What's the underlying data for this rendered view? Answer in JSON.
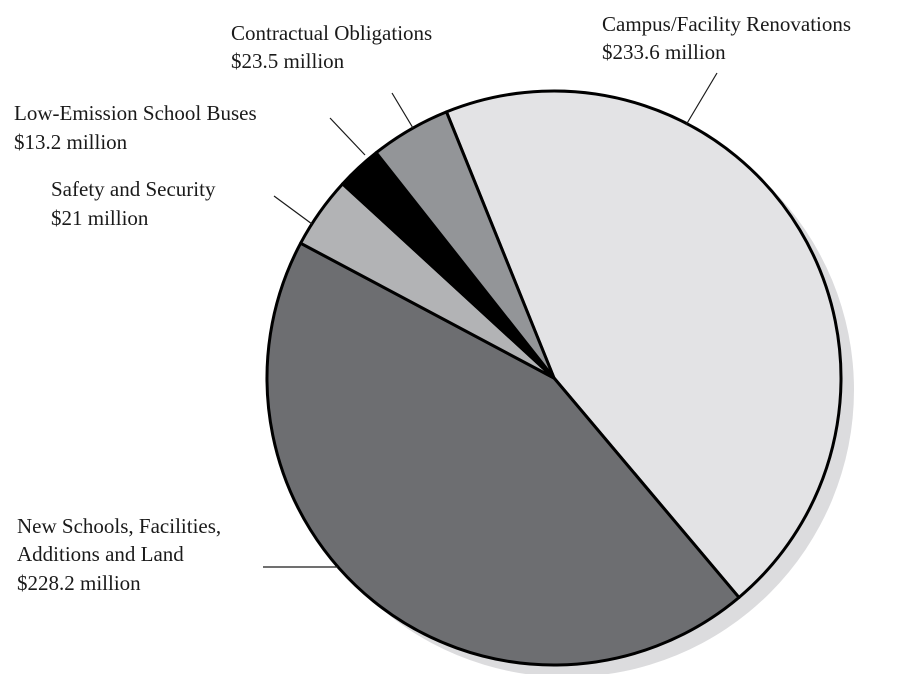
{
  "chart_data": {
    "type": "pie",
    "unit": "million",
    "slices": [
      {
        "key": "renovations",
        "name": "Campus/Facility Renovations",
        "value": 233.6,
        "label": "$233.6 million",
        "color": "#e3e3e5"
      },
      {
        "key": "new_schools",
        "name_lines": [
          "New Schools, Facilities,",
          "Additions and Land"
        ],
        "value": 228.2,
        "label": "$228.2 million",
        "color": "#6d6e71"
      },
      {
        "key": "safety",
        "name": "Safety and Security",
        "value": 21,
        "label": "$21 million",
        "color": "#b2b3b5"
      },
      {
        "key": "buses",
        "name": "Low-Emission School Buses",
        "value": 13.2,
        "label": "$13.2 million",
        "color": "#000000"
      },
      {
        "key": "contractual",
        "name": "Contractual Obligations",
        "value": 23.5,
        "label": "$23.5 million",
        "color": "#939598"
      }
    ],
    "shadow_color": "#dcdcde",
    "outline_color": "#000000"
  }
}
▬▬▬▬▬▬▬▬▬▬
Set exercise: Each line above is to be copied verbatim. Drop any image from the copy.

Result:
What's the underlying data for this rendered view? Answer in JSON.
{
  "chart_data": {
    "type": "pie",
    "unit": "million",
    "slices": [
      {
        "key": "renovations",
        "name": "Campus/Facility Renovations",
        "value": 233.6,
        "label": "$233.6 million",
        "color": "#e3e3e5"
      },
      {
        "key": "new_schools",
        "name_lines": [
          "New Schools, Facilities,",
          "Additions and Land"
        ],
        "value": 228.2,
        "label": "$228.2 million",
        "color": "#6d6e71"
      },
      {
        "key": "safety",
        "name": "Safety and Security",
        "value": 21,
        "label": "$21 million",
        "color": "#b2b3b5"
      },
      {
        "key": "buses",
        "name": "Low-Emission School Buses",
        "value": 13.2,
        "label": "$13.2 million",
        "color": "#000000"
      },
      {
        "key": "contractual",
        "name": "Contractual Obligations",
        "value": 23.5,
        "label": "$23.5 million",
        "color": "#939598"
      }
    ],
    "shadow_color": "#dcdcde",
    "outline_color": "#000000"
  }
}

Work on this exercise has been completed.